MATERIAL TO PROCESS →

********

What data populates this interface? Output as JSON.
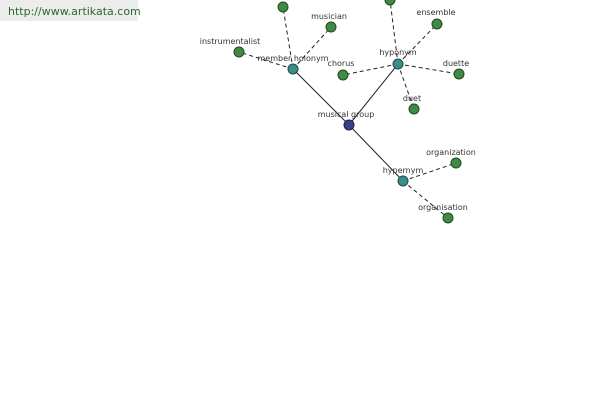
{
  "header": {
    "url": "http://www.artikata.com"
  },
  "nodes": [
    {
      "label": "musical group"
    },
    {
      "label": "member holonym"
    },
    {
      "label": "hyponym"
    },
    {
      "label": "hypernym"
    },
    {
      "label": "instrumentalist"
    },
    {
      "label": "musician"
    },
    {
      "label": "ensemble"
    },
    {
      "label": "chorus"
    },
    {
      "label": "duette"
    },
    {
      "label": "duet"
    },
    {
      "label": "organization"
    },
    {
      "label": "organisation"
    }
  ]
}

********

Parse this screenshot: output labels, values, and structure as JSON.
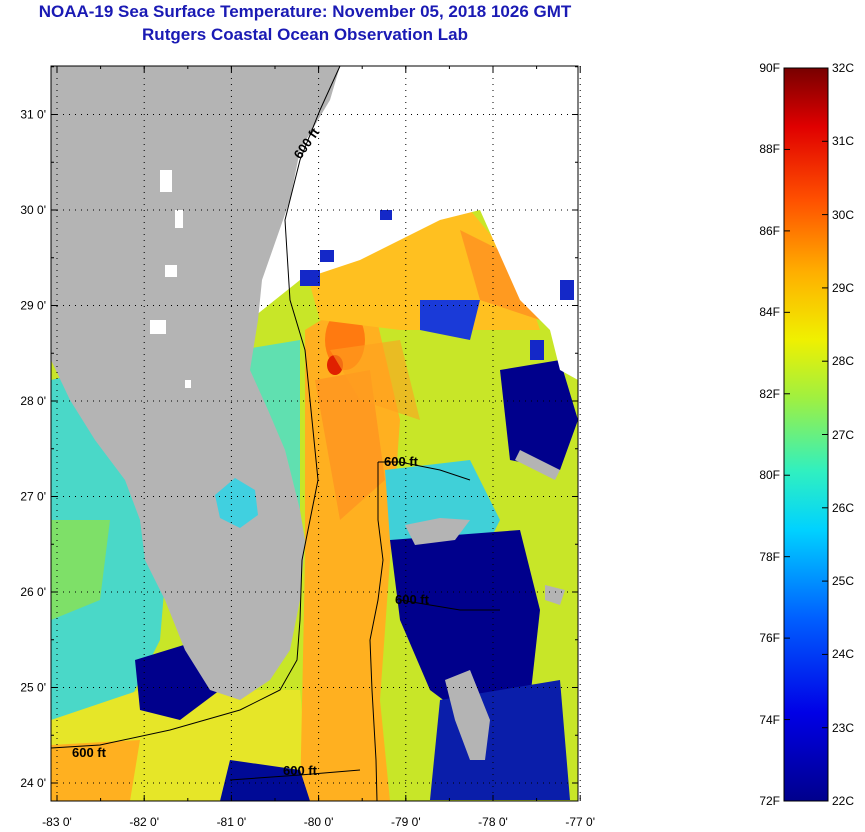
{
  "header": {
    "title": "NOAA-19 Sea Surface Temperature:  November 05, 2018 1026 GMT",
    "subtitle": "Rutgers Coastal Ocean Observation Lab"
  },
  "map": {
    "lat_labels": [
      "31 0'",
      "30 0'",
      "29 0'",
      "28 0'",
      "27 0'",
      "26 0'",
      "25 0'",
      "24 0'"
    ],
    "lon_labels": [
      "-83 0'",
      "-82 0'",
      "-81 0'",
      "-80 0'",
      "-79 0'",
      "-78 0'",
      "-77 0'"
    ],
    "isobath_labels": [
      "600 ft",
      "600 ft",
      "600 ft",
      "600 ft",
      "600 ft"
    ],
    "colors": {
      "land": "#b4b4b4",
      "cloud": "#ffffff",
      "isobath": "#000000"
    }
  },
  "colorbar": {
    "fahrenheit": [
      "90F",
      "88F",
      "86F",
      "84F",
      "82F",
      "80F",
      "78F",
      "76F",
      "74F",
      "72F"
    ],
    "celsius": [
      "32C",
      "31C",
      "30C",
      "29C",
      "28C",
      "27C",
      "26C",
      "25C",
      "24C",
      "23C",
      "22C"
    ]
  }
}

********

TASK STATEMENT → Count how many lines contain "this" and give only that count.

ANSWER IN FULL → 2